Exercise 1
Answer these from the aviation outlook column, labeling your answers (a), (b) and (c):
(a) How much new funding are airports getting through the federal infrastructure bill?
(b) By what percent are corporate travel budgets expected to rise compared to 2021?
(c) What does the column call one of the most overlooked issues on the labor shortage?
Exercise 2
In the aviation outlook column, take the passage starting with "Dec. 9, 2021" and going on through "in the black.", and swap "pandemic" for "outbreak".
Exercise 3
Please carry on the column about aviation's outlook for 2022 from the point where it stops.

Build Back Better

Dec. 9, 2021
AviationPros.com
Avp Web Joe2019 Nt 5c8815f10fca7 60a527880a522

It’s clear to me the wind is at our back going into 2022.

The worst of the pandemic appears to be over. Vaccines are making into arms—albeit slower than anticipated, but even some of the hesitant are finally getting it. People are traveling again. Airlines are getting back in the black.

Morgan Stanley recently released its Airline Corporate Travel Survey results showing a potential rebound in traffic in 2022. While corporate travel budgets are expected to be half of 2019 levels, they will rise 78 percent compared to 2021.

Private aircraft use is also expected to grow in 2022, meaning the business aviation boom is going to keep soaring into the foreseeable future.

Airports are getting $25 billion in new funding to take care of a massive backlog in repairs as part of the federal infrastructure bill. This cash infusion coupled with AIP funding and PFC revenue is providing airports a once in a lifetime opportunity to move past the past and create the facilities of tomorrow.

But funding and vaccines alone won’t get us out of the doldrums. The industry saw its workforce challenges exacerbated by the pandemic. Technology will replace some of these positions, but automation isn’t the only answer.

One of the most overlooked issues on the labor shortage may be airport badging policies. Security badging is an extremely important step to keeping the public safe, but policies can vary widely.

Data excerpts

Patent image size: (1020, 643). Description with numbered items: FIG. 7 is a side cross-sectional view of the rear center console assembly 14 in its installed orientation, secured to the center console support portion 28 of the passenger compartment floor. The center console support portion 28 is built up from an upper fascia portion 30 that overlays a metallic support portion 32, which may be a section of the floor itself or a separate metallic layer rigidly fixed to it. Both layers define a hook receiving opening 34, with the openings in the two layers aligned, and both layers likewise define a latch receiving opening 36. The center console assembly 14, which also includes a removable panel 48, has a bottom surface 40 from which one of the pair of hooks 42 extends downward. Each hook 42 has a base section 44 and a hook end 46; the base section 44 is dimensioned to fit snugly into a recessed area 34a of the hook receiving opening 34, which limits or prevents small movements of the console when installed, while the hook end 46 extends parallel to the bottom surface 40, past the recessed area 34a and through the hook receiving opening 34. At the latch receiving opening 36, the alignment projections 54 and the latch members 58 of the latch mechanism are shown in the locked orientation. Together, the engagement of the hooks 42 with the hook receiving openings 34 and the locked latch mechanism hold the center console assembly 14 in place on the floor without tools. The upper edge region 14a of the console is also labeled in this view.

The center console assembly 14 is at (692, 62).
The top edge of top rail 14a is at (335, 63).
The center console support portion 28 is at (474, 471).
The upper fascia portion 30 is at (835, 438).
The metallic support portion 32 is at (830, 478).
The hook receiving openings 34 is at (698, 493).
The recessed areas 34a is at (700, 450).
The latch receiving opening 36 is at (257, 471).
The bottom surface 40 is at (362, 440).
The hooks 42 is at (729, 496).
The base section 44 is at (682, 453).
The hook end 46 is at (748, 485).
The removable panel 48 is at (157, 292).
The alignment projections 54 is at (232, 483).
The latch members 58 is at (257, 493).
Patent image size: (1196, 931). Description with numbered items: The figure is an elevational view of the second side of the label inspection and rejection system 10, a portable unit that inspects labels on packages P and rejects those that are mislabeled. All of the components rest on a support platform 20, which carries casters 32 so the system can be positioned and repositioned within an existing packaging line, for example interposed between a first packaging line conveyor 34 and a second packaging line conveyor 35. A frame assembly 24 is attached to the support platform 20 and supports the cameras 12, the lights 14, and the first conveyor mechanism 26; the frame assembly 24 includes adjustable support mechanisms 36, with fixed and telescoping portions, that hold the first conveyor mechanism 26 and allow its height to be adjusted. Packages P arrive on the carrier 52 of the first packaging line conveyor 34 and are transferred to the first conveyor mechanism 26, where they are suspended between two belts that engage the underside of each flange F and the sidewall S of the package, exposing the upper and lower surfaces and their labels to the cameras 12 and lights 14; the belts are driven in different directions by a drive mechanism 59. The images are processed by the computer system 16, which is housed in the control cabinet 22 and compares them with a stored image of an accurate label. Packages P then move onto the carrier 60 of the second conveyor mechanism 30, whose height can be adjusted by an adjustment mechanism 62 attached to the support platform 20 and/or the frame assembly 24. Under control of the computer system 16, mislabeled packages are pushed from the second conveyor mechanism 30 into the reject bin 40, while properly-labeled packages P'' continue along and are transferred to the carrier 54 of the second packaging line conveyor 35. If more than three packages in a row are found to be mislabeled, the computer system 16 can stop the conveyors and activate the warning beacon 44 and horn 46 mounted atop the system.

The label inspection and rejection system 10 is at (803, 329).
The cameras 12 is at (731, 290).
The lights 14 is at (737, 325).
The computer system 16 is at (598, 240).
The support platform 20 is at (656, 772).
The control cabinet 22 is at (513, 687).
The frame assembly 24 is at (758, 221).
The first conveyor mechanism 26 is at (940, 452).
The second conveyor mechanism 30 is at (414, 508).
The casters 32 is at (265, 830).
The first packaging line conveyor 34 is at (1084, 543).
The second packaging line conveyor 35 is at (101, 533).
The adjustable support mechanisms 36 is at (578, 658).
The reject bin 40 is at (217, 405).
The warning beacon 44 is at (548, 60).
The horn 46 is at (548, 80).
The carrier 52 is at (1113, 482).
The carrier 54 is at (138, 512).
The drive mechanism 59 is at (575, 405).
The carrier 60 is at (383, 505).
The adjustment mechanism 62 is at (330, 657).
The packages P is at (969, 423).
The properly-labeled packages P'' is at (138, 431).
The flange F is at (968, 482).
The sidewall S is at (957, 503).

Written reply 1
(a) $25 billion
(b) 78 percent
(c) Airport badging policies

Written reply 2
Dec. 9, 2021
AviationPros.com
Avp Web Joe2019 Nt 5c8815f10fca7 60a527880a522

It’s clear to me the wind is at our back going into 2022.

The worst of the outbreak appears to be over. Vaccines are making into arms—albeit slower than anticipated, but even some of the hesitant are finally getting it. People are traveling again. Airlines are getting back in the black.

Written reply 3
While recently attending the ACI-NA Annual Conference in Reno, I spoke with several consultants about badging and learned some airports can take nearly a month to issue a security badge while others take days. It doesn’t matter how many other airports have given them badges before the process still isn’t expedited.

An engineer or an architect waiting weeks for a badge is inconvenient. But a concessions worker or someone pushing wheelchairs making $10 an hour can’t afford that decision. An AOA worker or a mechanic can find plenty of other jobs doing similar work with half the headaches of airfield maintenance, much less waiting a month to start working there.

Building better infrastructure and embracing technology will go a long way to building the best air system in the world. But take the time to consider internal policies like security badging to make sure you’re not creating a self-inflicted challenge to improving operations.

No matter how much concrete, steel and glass you put into your terminals to improve them, it doesn’t do a lick of good if there’s no one there to make it run.